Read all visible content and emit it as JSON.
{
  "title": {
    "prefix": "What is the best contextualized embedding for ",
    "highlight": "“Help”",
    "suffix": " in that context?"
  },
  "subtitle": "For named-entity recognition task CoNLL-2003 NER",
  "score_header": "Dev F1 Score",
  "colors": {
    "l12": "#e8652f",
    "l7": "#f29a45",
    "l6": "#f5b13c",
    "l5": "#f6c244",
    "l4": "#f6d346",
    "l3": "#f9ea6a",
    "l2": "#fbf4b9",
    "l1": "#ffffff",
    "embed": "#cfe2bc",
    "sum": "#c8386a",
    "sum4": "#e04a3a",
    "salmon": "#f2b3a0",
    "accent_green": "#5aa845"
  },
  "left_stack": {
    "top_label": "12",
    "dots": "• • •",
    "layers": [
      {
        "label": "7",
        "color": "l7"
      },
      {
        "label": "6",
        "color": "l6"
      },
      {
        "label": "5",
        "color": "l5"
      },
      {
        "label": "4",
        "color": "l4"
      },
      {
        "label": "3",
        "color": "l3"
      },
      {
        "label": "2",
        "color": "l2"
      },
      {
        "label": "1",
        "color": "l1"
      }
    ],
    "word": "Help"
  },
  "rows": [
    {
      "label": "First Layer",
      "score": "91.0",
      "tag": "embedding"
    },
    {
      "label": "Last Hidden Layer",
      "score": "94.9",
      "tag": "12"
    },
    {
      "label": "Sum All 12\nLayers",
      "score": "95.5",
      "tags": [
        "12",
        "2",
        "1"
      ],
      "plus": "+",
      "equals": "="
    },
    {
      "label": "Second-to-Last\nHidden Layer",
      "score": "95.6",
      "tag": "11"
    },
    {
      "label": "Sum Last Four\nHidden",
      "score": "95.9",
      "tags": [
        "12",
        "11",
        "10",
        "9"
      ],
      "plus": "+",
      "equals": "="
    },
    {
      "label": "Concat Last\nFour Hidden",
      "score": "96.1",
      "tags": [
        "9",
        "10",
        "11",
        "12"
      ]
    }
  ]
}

Required work »
Retype every record above exactly as it appears.

Written reply »
Read all visible content and emit it as JSON.
{
  "title": {
    "prefix": "What is the best contextualized embedding for ",
    "highlight": "“Help”",
    "suffix": " in that context?"
  },
  "subtitle": "For named-entity recognition task CoNLL-2003 NER",
  "score_header": "Dev F1 Score",
  "colors": {
    "l12": "#e8652f",
    "l7": "#f29a45",
    "l6": "#f5b13c",
    "l5": "#f6c244",
    "l4": "#f6d346",
    "l3": "#f9ea6a",
    "l2": "#fbf4b9",
    "l1": "#ffffff",
    "embed": "#cfe2bc",
    "sum": "#c8386a",
    "sum4": "#e04a3a",
    "salmon": "#f2b3a0",
    "accent_green": "#5aa845"
  },
  "left_stack": {
    "top_label": "12",
    "dots": "• • •",
    "layers": [
      {
        "label": "7",
        "color": "l7"
      },
      {
        "label": "6",
        "color": "l6"
      },
      {
        "label": "5",
        "color": "l5"
      },
      {
        "label": "4",
        "color": "l4"
      },
      {
        "label": "3",
        "color": "l3"
      },
      {
        "label": "2",
        "color": "l2"
      },
      {
        "label": "1",
        "color": "l1"
      }
    ],
    "word": "Help"
  },
  "rows": [
    {
      "label": "First Layer",
      "score": "91.0",
      "tag": "embedding"
    },
    {
      "label": "Last Hidden Layer",
      "score": "94.9",
      "tag": "12"
    },
    {
      "label": "Sum All 12\nLayers",
      "score": "95.5",
      "tags": [
        "12",
        "2",
        "1"
      ],
      "plus": "+",
      "equals": "="
    },
    {
      "label": "Second-to-Last\nHidden Layer",
      "score": "95.6",
      "tag": "11"
    },
    {
      "label": "Sum Last Four\nHidden",
      "score": "95.9",
      "tags": [
        "12",
        "11",
        "10",
        "9"
      ],
      "plus": "+",
      "equals": "="
    },
    {
      "label": "Concat Last\nFour Hidden",
      "score": "96.1",
      "tags": [
        "9",
        "10",
        "11",
        "12"
      ]
    }
  ]
}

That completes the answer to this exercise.